→ **Extracted data entries**:
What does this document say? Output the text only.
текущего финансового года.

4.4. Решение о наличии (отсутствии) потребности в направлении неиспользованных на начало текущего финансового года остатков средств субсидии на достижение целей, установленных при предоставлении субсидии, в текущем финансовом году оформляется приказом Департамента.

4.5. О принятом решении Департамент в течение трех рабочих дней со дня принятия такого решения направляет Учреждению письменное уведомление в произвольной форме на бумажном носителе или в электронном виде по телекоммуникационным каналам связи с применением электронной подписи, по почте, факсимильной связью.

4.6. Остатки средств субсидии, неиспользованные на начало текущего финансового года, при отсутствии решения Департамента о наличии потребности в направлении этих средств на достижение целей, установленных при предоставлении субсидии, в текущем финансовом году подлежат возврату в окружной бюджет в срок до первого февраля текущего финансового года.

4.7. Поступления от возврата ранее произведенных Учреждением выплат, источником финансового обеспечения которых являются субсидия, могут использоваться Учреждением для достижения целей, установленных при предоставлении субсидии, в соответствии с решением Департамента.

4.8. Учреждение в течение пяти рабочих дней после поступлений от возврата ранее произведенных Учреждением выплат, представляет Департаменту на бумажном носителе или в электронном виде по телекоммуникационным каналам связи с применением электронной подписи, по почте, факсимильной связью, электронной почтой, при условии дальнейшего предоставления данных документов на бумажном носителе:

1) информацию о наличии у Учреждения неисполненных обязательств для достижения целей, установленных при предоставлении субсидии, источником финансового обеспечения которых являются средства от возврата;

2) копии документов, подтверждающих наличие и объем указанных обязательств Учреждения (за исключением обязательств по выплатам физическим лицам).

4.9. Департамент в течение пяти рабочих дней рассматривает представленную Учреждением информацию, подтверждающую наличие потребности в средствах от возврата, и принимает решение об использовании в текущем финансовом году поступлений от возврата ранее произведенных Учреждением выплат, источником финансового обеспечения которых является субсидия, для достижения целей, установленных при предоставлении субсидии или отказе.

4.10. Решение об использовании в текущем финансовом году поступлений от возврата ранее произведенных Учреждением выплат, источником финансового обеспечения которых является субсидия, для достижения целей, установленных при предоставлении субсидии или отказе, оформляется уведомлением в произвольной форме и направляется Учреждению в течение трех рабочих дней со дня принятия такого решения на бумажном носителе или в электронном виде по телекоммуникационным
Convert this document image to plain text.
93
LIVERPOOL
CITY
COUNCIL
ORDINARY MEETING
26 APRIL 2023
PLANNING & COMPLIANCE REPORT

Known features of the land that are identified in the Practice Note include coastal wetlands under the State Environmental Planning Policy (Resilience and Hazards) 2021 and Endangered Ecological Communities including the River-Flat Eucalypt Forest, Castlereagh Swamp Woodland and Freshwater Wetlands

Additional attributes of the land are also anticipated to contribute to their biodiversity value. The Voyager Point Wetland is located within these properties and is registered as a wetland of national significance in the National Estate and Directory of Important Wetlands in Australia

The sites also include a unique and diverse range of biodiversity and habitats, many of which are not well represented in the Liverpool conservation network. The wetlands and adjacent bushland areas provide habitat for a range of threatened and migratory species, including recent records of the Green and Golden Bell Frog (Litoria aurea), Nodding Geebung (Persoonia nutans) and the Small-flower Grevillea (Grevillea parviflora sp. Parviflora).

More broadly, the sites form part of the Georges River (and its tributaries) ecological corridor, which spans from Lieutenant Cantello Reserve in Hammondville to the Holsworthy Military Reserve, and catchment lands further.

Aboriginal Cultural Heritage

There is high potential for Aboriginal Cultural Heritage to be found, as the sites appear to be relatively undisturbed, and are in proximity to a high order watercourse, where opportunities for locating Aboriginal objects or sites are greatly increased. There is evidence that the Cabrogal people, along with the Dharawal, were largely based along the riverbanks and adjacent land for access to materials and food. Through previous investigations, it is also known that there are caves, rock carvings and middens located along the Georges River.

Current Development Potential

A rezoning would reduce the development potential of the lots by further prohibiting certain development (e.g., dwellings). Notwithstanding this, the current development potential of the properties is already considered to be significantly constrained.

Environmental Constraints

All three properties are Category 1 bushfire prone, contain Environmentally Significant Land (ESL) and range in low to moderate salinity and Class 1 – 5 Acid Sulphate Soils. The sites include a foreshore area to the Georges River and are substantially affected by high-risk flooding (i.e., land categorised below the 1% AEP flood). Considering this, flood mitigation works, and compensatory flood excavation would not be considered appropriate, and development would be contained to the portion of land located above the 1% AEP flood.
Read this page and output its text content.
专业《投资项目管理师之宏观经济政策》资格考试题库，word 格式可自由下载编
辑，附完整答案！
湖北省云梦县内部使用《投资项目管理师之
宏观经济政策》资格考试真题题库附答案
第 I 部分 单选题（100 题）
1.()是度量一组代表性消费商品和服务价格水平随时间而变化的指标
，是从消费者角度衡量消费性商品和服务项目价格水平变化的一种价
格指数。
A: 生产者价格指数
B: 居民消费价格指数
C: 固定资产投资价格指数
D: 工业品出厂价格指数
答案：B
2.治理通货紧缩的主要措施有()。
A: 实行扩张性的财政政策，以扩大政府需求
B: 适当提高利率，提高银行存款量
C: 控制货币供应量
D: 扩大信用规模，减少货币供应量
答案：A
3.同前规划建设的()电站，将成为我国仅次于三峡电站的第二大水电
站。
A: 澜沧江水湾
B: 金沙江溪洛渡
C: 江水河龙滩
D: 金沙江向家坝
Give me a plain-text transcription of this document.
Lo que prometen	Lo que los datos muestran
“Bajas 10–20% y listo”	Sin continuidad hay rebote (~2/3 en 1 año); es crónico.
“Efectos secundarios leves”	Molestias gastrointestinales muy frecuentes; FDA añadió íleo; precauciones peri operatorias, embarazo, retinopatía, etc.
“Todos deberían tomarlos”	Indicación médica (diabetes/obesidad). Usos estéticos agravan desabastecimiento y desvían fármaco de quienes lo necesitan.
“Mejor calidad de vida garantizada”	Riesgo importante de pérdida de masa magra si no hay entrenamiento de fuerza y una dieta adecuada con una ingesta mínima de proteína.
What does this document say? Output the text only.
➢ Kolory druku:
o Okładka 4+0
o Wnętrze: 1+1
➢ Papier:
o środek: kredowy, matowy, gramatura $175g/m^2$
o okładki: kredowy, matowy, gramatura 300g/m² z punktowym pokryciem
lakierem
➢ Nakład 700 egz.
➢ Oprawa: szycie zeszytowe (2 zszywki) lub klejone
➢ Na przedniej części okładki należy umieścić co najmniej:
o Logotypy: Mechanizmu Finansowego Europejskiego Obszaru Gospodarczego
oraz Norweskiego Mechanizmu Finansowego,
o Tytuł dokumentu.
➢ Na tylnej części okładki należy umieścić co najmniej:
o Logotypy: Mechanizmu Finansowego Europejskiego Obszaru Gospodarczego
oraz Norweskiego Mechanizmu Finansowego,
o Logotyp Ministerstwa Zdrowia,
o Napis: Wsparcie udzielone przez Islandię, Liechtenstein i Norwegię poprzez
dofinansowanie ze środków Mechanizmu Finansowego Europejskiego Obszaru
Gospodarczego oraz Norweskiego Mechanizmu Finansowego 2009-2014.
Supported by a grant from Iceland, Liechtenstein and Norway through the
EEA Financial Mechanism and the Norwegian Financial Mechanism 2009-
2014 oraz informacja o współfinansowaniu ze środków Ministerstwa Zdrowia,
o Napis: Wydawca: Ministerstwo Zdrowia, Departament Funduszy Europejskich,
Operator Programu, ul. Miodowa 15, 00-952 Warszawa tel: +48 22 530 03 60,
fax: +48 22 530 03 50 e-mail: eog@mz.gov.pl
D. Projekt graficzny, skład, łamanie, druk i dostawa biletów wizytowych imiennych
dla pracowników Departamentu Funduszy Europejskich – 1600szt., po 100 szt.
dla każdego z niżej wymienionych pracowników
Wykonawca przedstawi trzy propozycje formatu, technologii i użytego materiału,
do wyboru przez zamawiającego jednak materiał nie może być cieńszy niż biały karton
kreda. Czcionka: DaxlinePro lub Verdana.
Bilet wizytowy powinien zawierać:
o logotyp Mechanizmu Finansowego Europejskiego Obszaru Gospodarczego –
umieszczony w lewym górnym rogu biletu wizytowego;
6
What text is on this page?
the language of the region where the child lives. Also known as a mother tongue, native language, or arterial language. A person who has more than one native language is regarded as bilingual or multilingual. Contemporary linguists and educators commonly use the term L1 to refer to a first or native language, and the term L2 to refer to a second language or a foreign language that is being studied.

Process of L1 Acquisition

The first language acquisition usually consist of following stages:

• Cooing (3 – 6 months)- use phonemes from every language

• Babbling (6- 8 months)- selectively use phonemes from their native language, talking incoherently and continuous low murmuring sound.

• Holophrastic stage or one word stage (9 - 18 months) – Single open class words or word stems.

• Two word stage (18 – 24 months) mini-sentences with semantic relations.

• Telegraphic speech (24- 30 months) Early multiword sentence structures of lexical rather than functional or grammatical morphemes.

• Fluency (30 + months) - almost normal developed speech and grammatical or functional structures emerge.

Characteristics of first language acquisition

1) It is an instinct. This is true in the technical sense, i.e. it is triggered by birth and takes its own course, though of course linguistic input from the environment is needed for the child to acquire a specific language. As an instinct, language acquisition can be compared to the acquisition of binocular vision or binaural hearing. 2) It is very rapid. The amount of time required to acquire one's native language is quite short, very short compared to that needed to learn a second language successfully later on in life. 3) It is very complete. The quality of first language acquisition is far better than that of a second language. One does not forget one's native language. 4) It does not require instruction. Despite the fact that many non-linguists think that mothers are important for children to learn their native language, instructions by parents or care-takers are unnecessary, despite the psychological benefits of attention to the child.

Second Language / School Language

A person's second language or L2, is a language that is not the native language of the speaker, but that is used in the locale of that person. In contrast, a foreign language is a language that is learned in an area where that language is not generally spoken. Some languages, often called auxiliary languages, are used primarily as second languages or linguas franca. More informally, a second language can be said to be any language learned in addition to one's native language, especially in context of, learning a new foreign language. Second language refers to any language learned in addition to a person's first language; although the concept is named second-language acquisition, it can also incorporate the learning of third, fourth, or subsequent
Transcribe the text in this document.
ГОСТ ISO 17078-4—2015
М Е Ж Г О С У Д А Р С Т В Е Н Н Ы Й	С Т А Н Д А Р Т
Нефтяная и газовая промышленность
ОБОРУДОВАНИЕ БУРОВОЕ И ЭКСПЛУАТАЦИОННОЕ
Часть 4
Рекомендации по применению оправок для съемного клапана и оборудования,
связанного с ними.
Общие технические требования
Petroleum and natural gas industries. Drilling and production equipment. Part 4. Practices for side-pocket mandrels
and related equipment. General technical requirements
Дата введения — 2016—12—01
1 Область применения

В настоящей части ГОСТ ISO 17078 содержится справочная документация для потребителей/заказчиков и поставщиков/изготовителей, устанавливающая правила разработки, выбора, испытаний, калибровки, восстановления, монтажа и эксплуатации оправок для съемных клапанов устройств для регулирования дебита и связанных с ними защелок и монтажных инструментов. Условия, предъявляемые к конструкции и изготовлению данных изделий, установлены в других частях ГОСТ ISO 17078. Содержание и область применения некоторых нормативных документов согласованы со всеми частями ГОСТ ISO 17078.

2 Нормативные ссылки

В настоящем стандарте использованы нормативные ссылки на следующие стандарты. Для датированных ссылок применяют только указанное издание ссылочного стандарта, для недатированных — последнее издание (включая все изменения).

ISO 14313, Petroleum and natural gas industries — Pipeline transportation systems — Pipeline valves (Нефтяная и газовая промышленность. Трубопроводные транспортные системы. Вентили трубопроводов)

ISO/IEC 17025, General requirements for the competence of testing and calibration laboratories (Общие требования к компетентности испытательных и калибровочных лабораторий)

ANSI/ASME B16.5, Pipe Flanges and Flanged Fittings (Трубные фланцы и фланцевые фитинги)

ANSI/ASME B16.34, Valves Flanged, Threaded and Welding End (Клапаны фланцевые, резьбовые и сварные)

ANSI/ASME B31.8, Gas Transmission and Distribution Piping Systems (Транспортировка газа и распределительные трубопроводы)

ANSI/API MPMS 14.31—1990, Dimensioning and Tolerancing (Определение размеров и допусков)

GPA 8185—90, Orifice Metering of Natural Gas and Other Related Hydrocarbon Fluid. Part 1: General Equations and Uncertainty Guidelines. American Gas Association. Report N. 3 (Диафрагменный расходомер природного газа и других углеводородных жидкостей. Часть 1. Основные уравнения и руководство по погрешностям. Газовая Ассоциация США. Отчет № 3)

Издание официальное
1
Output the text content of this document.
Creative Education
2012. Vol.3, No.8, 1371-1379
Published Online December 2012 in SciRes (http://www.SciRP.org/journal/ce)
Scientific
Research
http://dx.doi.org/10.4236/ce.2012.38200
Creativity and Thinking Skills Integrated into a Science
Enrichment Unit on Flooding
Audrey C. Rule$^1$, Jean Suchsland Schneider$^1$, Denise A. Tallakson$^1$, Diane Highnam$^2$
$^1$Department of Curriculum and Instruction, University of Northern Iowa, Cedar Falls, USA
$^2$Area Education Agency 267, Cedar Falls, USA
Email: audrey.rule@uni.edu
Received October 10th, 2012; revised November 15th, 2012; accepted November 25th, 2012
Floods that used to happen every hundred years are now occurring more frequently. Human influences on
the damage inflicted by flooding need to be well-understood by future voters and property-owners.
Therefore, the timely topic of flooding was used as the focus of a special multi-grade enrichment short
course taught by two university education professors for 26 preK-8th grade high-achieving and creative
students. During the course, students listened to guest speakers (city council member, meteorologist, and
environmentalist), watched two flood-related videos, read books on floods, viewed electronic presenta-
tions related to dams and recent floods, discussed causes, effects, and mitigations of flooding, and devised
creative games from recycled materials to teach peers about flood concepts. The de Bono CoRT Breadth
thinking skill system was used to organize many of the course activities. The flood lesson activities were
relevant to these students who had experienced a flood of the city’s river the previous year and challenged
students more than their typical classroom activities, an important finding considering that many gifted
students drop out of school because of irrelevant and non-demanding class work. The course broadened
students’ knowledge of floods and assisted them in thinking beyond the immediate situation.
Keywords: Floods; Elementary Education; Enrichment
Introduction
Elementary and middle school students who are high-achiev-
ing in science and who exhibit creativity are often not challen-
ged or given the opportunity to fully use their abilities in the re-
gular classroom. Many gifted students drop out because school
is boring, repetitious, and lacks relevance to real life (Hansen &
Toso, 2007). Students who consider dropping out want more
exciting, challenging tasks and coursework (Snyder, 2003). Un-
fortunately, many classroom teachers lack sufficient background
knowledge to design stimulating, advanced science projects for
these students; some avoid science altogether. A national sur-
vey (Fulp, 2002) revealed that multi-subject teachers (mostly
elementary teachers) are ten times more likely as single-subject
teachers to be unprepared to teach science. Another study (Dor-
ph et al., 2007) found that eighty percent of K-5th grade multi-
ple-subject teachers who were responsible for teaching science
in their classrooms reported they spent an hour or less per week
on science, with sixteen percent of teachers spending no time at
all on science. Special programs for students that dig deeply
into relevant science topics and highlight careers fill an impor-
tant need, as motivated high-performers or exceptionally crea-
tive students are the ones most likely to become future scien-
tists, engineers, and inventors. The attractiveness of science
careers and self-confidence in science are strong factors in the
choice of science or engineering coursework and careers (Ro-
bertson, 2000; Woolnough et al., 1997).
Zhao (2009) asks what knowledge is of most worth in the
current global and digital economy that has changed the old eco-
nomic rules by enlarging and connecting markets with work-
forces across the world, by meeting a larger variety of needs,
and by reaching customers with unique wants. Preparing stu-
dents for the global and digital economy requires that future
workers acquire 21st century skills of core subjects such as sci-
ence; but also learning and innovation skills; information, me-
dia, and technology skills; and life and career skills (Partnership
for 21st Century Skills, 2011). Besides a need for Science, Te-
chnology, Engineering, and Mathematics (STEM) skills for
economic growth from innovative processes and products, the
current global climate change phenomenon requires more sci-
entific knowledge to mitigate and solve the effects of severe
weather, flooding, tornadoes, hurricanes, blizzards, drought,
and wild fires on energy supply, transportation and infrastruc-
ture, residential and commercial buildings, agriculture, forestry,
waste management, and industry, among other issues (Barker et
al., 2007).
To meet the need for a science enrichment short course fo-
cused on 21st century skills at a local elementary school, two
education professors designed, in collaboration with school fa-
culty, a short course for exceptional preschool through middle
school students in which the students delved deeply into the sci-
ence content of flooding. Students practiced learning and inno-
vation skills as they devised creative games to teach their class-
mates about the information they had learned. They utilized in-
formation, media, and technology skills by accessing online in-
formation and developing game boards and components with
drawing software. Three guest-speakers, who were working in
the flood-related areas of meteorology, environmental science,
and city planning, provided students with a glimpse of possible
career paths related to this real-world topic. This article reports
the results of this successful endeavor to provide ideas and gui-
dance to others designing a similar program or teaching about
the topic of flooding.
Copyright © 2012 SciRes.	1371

→ **Task brief**: Search the preceding listing for the word "materials" and pull out every line that holds it.

→ **The response**:
There is high potential for Aboriginal Cultural Heritage to be found, as the sites appear to be relatively undisturbed, and are in proximity to a high order watercourse, where opportunities for locating Aboriginal objects or sites are greatly increased. There is evidence that the Cabrogal people, along with the Dharawal, were largely based along the riverbanks and adjacent land for access to materials and food. Through previous investigations, it is also known that there are caves, rock carvings and middens located along the Georges River.
creative games from recycled materials to teach peers about flood concepts. The de Bono CoRT Breadth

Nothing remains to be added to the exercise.